• _Aim_
Leave every picture out and write out the records below exactly.

• _Record extracts_
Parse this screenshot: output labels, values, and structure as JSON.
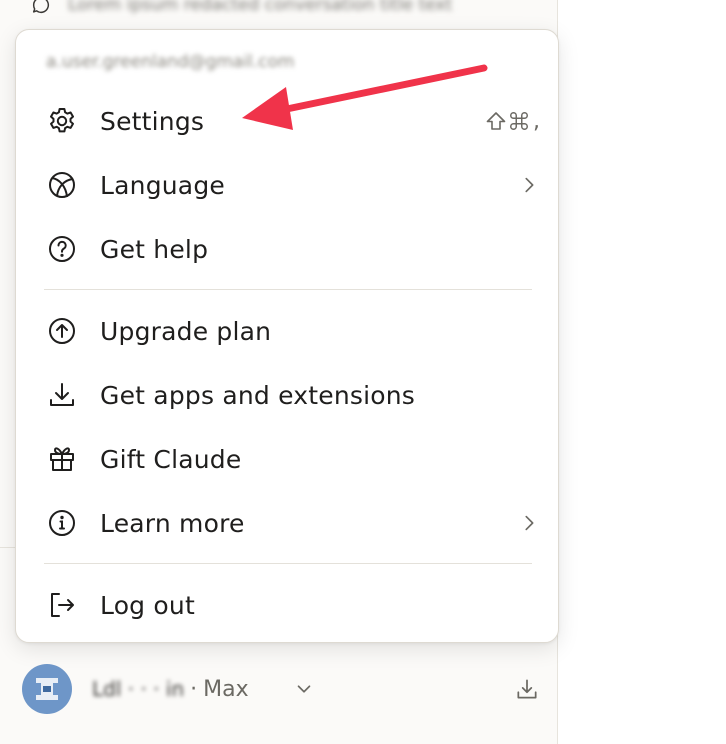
{
  "recent_chat": {
    "icon": "chat-bubble-icon",
    "title_redacted": "Lorem ipsum redacted conversation title text"
  },
  "menu": {
    "email_redacted": "a.user.greenland@gmail.com",
    "items": [
      {
        "label": "Settings",
        "icon": "gear-icon",
        "shortcut": "⇧⌘,"
      },
      {
        "label": "Language",
        "icon": "globe-icon",
        "submenu": true
      },
      {
        "label": "Get help",
        "icon": "help-circle-icon"
      },
      {
        "label": "Upgrade plan",
        "icon": "arrow-up-circle-icon"
      },
      {
        "label": "Get apps and extensions",
        "icon": "download-icon"
      },
      {
        "label": "Gift Claude",
        "icon": "gift-icon"
      },
      {
        "label": "Learn more",
        "icon": "info-circle-icon",
        "submenu": true
      },
      {
        "label": "Log out",
        "icon": "logout-icon"
      }
    ]
  },
  "user": {
    "name_redacted": "Ldl · · · in",
    "separator": "·",
    "plan": "Max"
  },
  "colors": {
    "annotation_arrow": "#f0334a",
    "avatar": "#6e96c8"
  }
}
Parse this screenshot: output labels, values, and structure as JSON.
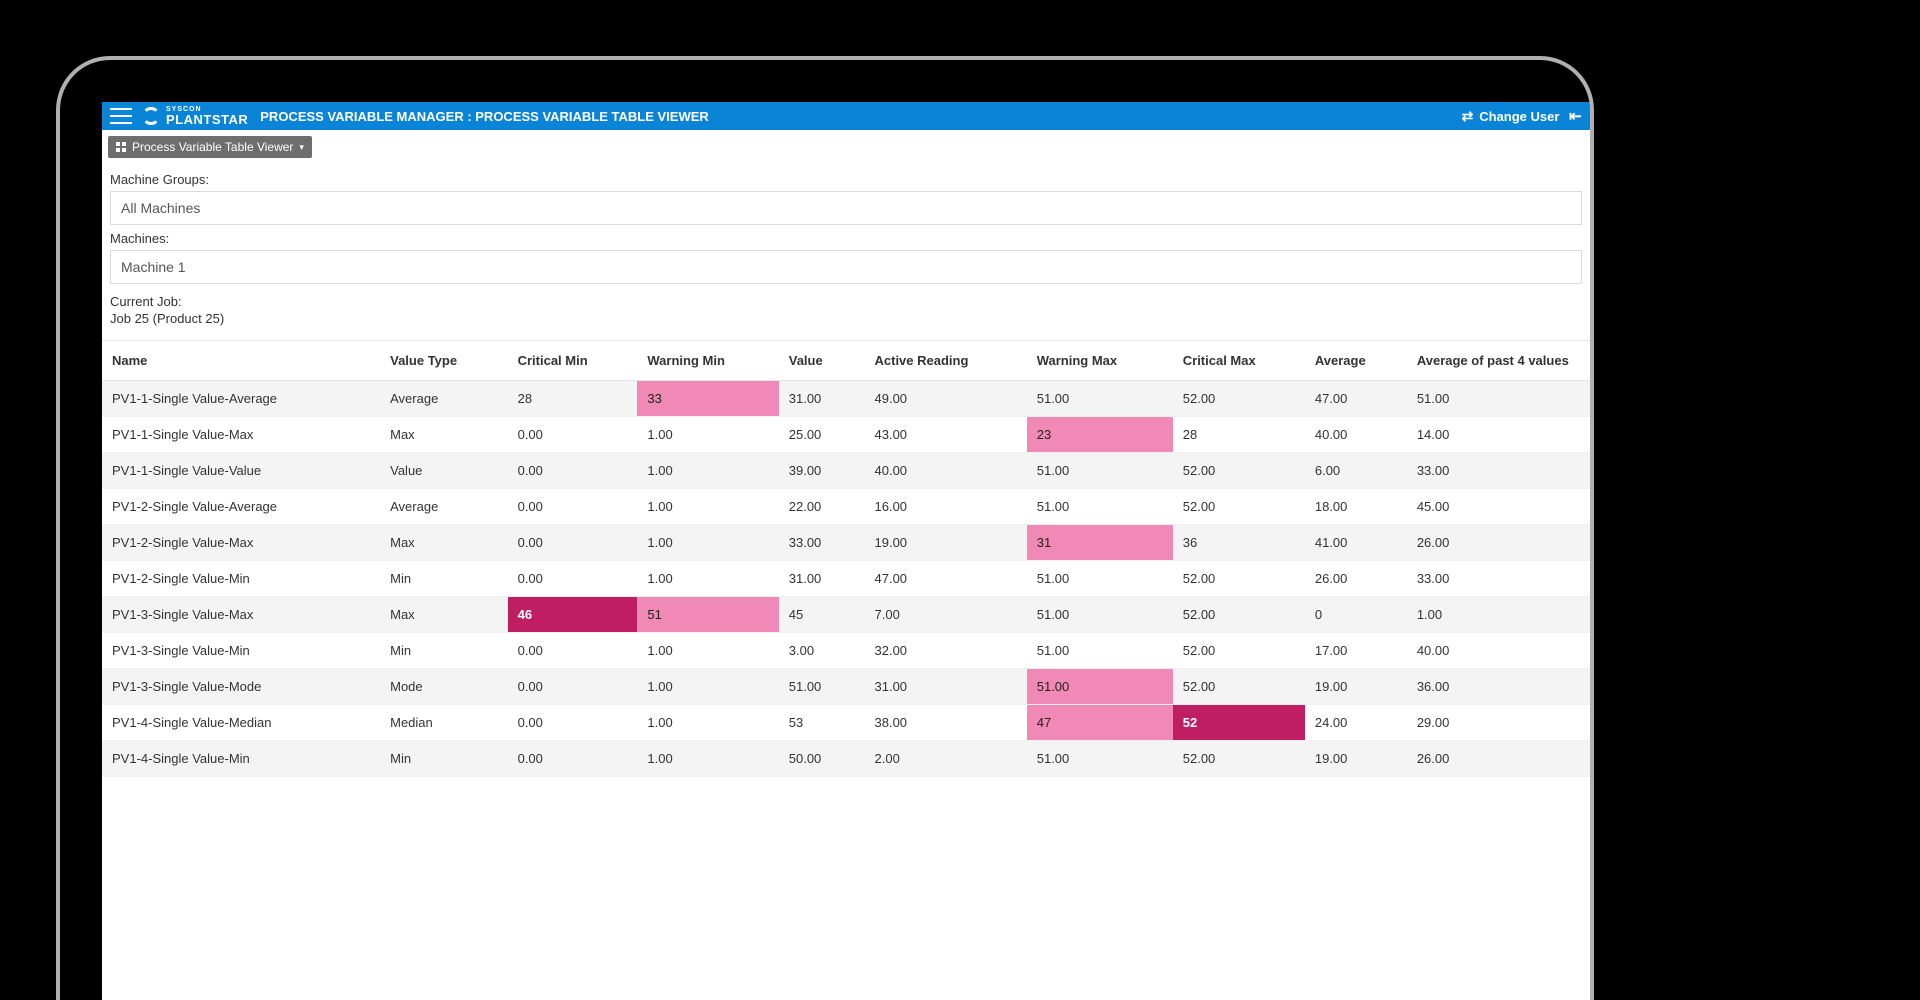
{
  "header": {
    "logo_small": "SYSCON",
    "logo_big": "PLANTSTAR",
    "title": "PROCESS VARIABLE MANAGER : PROCESS VARIABLE TABLE VIEWER",
    "change_user": "Change User"
  },
  "chip": {
    "label": "Process Variable Table Viewer"
  },
  "filters": {
    "machine_groups_label": "Machine Groups:",
    "machine_groups_value": "All Machines",
    "machines_label": "Machines:",
    "machines_value": "Machine 1",
    "current_job_label": "Current Job:",
    "current_job_value": "Job 25 (Product 25)"
  },
  "table": {
    "headers": [
      "Name",
      "Value Type",
      "Critical Min",
      "Warning Min",
      "Value",
      "Active Reading",
      "Warning Max",
      "Critical Max",
      "Average",
      "Average of past 4 values"
    ],
    "rows": [
      {
        "cells": [
          "PV1-1-Single Value-Average",
          "Average",
          "28",
          "33",
          "31.00",
          "49.00",
          "51.00",
          "52.00",
          "47.00",
          "51.00"
        ],
        "hl": {
          "3": "warn"
        }
      },
      {
        "cells": [
          "PV1-1-Single Value-Max",
          "Max",
          "0.00",
          "1.00",
          "25.00",
          "43.00",
          "23",
          "28",
          "40.00",
          "14.00"
        ],
        "hl": {
          "6": "warn"
        }
      },
      {
        "cells": [
          "PV1-1-Single Value-Value",
          "Value",
          "0.00",
          "1.00",
          "39.00",
          "40.00",
          "51.00",
          "52.00",
          "6.00",
          "33.00"
        ],
        "hl": {}
      },
      {
        "cells": [
          "PV1-2-Single Value-Average",
          "Average",
          "0.00",
          "1.00",
          "22.00",
          "16.00",
          "51.00",
          "52.00",
          "18.00",
          "45.00"
        ],
        "hl": {}
      },
      {
        "cells": [
          "PV1-2-Single Value-Max",
          "Max",
          "0.00",
          "1.00",
          "33.00",
          "19.00",
          "31",
          "36",
          "41.00",
          "26.00"
        ],
        "hl": {
          "6": "warn"
        }
      },
      {
        "cells": [
          "PV1-2-Single Value-Min",
          "Min",
          "0.00",
          "1.00",
          "31.00",
          "47.00",
          "51.00",
          "52.00",
          "26.00",
          "33.00"
        ],
        "hl": {}
      },
      {
        "cells": [
          "PV1-3-Single Value-Max",
          "Max",
          "46",
          "51",
          "45",
          "7.00",
          "51.00",
          "52.00",
          "0",
          "1.00"
        ],
        "hl": {
          "2": "crit",
          "3": "warn"
        }
      },
      {
        "cells": [
          "PV1-3-Single Value-Min",
          "Min",
          "0.00",
          "1.00",
          "3.00",
          "32.00",
          "51.00",
          "52.00",
          "17.00",
          "40.00"
        ],
        "hl": {}
      },
      {
        "cells": [
          "PV1-3-Single Value-Mode",
          "Mode",
          "0.00",
          "1.00",
          "51.00",
          "31.00",
          "51.00",
          "52.00",
          "19.00",
          "36.00"
        ],
        "hl": {
          "6": "warn"
        }
      },
      {
        "cells": [
          "PV1-4-Single Value-Median",
          "Median",
          "0.00",
          "1.00",
          "53",
          "38.00",
          "47",
          "52",
          "24.00",
          "29.00"
        ],
        "hl": {
          "6": "warn",
          "7": "crit"
        }
      },
      {
        "cells": [
          "PV1-4-Single Value-Min",
          "Min",
          "0.00",
          "1.00",
          "50.00",
          "2.00",
          "51.00",
          "52.00",
          "19.00",
          "26.00"
        ],
        "hl": {}
      }
    ]
  }
}
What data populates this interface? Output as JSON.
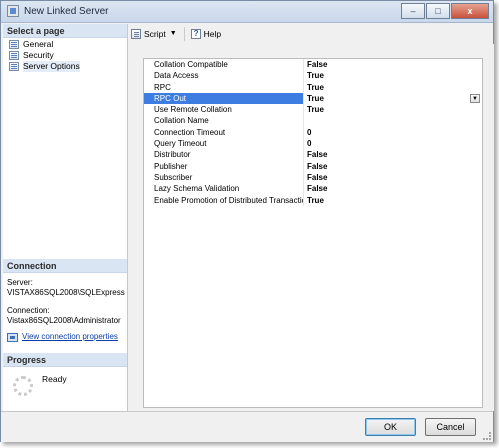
{
  "window": {
    "title": "New Linked Server",
    "controls": {
      "minimize": "–",
      "maximize": "□",
      "close": "x"
    }
  },
  "left": {
    "select_page_header": "Select a page",
    "pages": [
      {
        "label": "General",
        "icon": "page-icon"
      },
      {
        "label": "Security",
        "icon": "page-icon"
      },
      {
        "label": "Server Options",
        "icon": "page-icon",
        "selected": true
      }
    ],
    "connection": {
      "header": "Connection",
      "server_label": "Server:",
      "server_value": "VISTAX86SQL2008\\SQLExpress",
      "connection_label": "Connection:",
      "connection_value": "Vistax86SQL2008\\Administrator",
      "link": "View connection properties"
    },
    "progress": {
      "header": "Progress",
      "status": "Ready"
    }
  },
  "toolbar": {
    "script_label": "Script",
    "help_label": "Help",
    "dropdown_glyph": "▼"
  },
  "options": [
    {
      "name": "Collation Compatible",
      "value": "False"
    },
    {
      "name": "Data Access",
      "value": "True"
    },
    {
      "name": "RPC",
      "value": "True"
    },
    {
      "name": "RPC Out",
      "value": "True",
      "selected": true
    },
    {
      "name": "Use Remote Collation",
      "value": "True"
    },
    {
      "name": "Collation Name",
      "value": ""
    },
    {
      "name": "Connection Timeout",
      "value": "0"
    },
    {
      "name": "Query Timeout",
      "value": "0"
    },
    {
      "name": "Distributor",
      "value": "False"
    },
    {
      "name": "Publisher",
      "value": "False"
    },
    {
      "name": "Subscriber",
      "value": "False"
    },
    {
      "name": "Lazy Schema Validation",
      "value": "False"
    },
    {
      "name": "Enable Promotion of Distributed Transactions",
      "value": "True"
    }
  ],
  "buttons": {
    "ok": "OK",
    "cancel": "Cancel"
  },
  "colors": {
    "selection": "#3d7de1",
    "header_bg": "#d9e5f3",
    "link": "#0b3ea8"
  }
}
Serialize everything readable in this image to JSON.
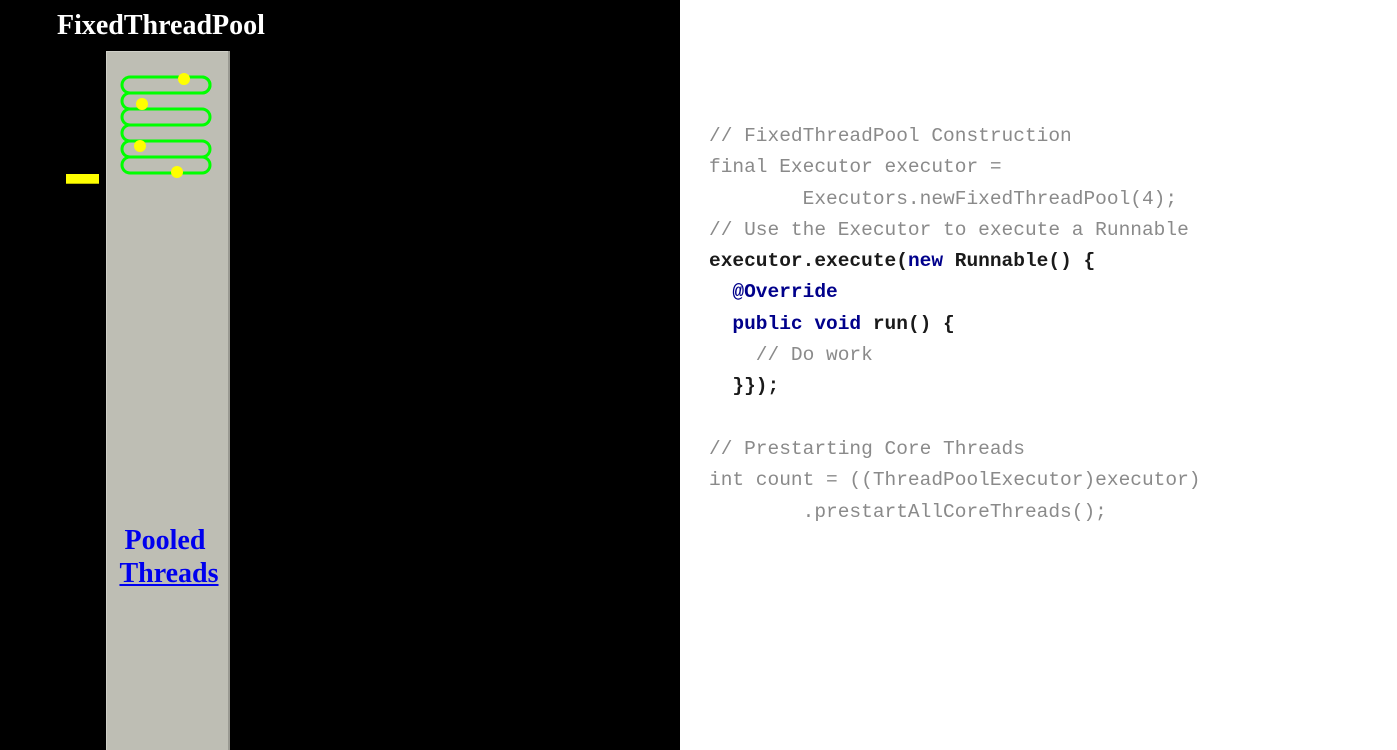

• _Exercise output_
Parse this screenshot: output labels, values, and structure as JSON.
{
  "recent_chat": {
    "icon": "chat-bubble-icon",
    "title_redacted": "Lorem ipsum redacted conversation title text"
  },
  "menu": {
    "email_redacted": "a.user.greenland@gmail.com",
    "items": [
      {
        "label": "Settings",
        "icon": "gear-icon",
        "shortcut": "⇧⌘,"
      },
      {
        "label": "Language",
        "icon": "globe-icon",
        "submenu": true
      },
      {
        "label": "Get help",
        "icon": "help-circle-icon"
      },
      {
        "label": "Upgrade plan",
        "icon": "arrow-up-circle-icon"
      },
      {
        "label": "Get apps and extensions",
        "icon": "download-icon"
      },
      {
        "label": "Gift Claude",
        "icon": "gift-icon"
      },
      {
        "label": "Learn more",
        "icon": "info-circle-icon",
        "submenu": true
      },
      {
        "label": "Log out",
        "icon": "logout-icon"
      }
    ]
  },
  "user": {
    "name_redacted": "Ldl · · · in",
    "separator": "·",
    "plan": "Max"
  },
  "colors": {
    "annotation_arrow": "#f0334a",
    "avatar": "#6e96c8"
  }
}
Parse this screenshot: output labels, values, and structure as JSON.
{
  "header": {
    "logo_small": "SYSCON",
    "logo_big": "PLANTSTAR",
    "title": "PROCESS VARIABLE MANAGER : PROCESS VARIABLE TABLE VIEWER",
    "change_user": "Change User"
  },
  "chip": {
    "label": "Process Variable Table Viewer"
  },
  "filters": {
    "machine_groups_label": "Machine Groups:",
    "machine_groups_value": "All Machines",
    "machines_label": "Machines:",
    "machines_value": "Machine 1",
    "current_job_label": "Current Job:",
    "current_job_value": "Job 25 (Product 25)"
  },
  "table": {
    "headers": [
      "Name",
      "Value Type",
      "Critical Min",
      "Warning Min",
      "Value",
      "Active Reading",
      "Warning Max",
      "Critical Max",
      "Average",
      "Average of past 4 values"
    ],
    "rows": [
      {
        "cells": [
          "PV1-1-Single Value-Average",
          "Average",
          "28",
          "33",
          "31.00",
          "49.00",
          "51.00",
          "52.00",
          "47.00",
          "51.00"
        ],
        "hl": {
          "3": "warn"
        }
      },
      {
        "cells": [
          "PV1-1-Single Value-Max",
          "Max",
          "0.00",
          "1.00",
          "25.00",
          "43.00",
          "23",
          "28",
          "40.00",
          "14.00"
        ],
        "hl": {
          "6": "warn"
        }
      },
      {
        "cells": [
          "PV1-1-Single Value-Value",
          "Value",
          "0.00",
          "1.00",
          "39.00",
          "40.00",
          "51.00",
          "52.00",
          "6.00",
          "33.00"
        ],
        "hl": {}
      },
      {
        "cells": [
          "PV1-2-Single Value-Average",
          "Average",
          "0.00",
          "1.00",
          "22.00",
          "16.00",
          "51.00",
          "52.00",
          "18.00",
          "45.00"
        ],
        "hl": {}
      },
      {
        "cells": [
          "PV1-2-Single Value-Max",
          "Max",
          "0.00",
          "1.00",
          "33.00",
          "19.00",
          "31",
          "36",
          "41.00",
          "26.00"
        ],
        "hl": {
          "6": "warn"
        }
      },
      {
        "cells": [
          "PV1-2-Single Value-Min",
          "Min",
          "0.00",
          "1.00",
          "31.00",
          "47.00",
          "51.00",
          "52.00",
          "26.00",
          "33.00"
        ],
        "hl": {}
      },
      {
        "cells": [
          "PV1-3-Single Value-Max",
          "Max",
          "46",
          "51",
          "45",
          "7.00",
          "51.00",
          "52.00",
          "0",
          "1.00"
        ],
        "hl": {
          "2": "crit",
          "3": "warn"
        }
      },
      {
        "cells": [
          "PV1-3-Single Value-Min",
          "Min",
          "0.00",
          "1.00",
          "3.00",
          "32.00",
          "51.00",
          "52.00",
          "17.00",
          "40.00"
        ],
        "hl": {}
      },
      {
        "cells": [
          "PV1-3-Single Value-Mode",
          "Mode",
          "0.00",
          "1.00",
          "51.00",
          "31.00",
          "51.00",
          "52.00",
          "19.00",
          "36.00"
        ],
        "hl": {
          "6": "warn"
        }
      },
      {
        "cells": [
          "PV1-4-Single Value-Median",
          "Median",
          "0.00",
          "1.00",
          "53",
          "38.00",
          "47",
          "52",
          "24.00",
          "29.00"
        ],
        "hl": {
          "6": "warn",
          "7": "crit"
        }
      },
      {
        "cells": [
          "PV1-4-Single Value-Min",
          "Min",
          "0.00",
          "1.00",
          "50.00",
          "2.00",
          "51.00",
          "52.00",
          "19.00",
          "26.00"
        ],
        "hl": {}
      }
    ]
  }
}
What data populates this interface? Output as JSON.
{
  "window": {
    "title": "New Linked Server",
    "controls": {
      "minimize": "–",
      "maximize": "□",
      "close": "x"
    }
  },
  "left": {
    "select_page_header": "Select a page",
    "pages": [
      {
        "label": "General",
        "icon": "page-icon"
      },
      {
        "label": "Security",
        "icon": "page-icon"
      },
      {
        "label": "Server Options",
        "icon": "page-icon",
        "selected": true
      }
    ],
    "connection": {
      "header": "Connection",
      "server_label": "Server:",
      "server_value": "VISTAX86SQL2008\\SQLExpress",
      "connection_label": "Connection:",
      "connection_value": "Vistax86SQL2008\\Administrator",
      "link": "View connection properties"
    },
    "progress": {
      "header": "Progress",
      "status": "Ready"
    }
  },
  "toolbar": {
    "script_label": "Script",
    "help_label": "Help",
    "dropdown_glyph": "▼"
  },
  "options": [
    {
      "name": "Collation Compatible",
      "value": "False"
    },
    {
      "name": "Data Access",
      "value": "True"
    },
    {
      "name": "RPC",
      "value": "True"
    },
    {
      "name": "RPC Out",
      "value": "True",
      "selected": true
    },
    {
      "name": "Use Remote Collation",
      "value": "True"
    },
    {
      "name": "Collation Name",
      "value": ""
    },
    {
      "name": "Connection Timeout",
      "value": "0"
    },
    {
      "name": "Query Timeout",
      "value": "0"
    },
    {
      "name": "Distributor",
      "value": "False"
    },
    {
      "name": "Publisher",
      "value": "False"
    },
    {
      "name": "Subscriber",
      "value": "False"
    },
    {
      "name": "Lazy Schema Validation",
      "value": "False"
    },
    {
      "name": "Enable Promotion of Distributed Transactions",
      "value": "True"
    }
  ],
  "buttons": {
    "ok": "OK",
    "cancel": "Cancel"
  },
  "colors": {
    "selection": "#3d7de1",
    "header_bg": "#d9e5f3",
    "link": "#0b3ea8"
  }
}
Serialize everything readable in this image to JSON.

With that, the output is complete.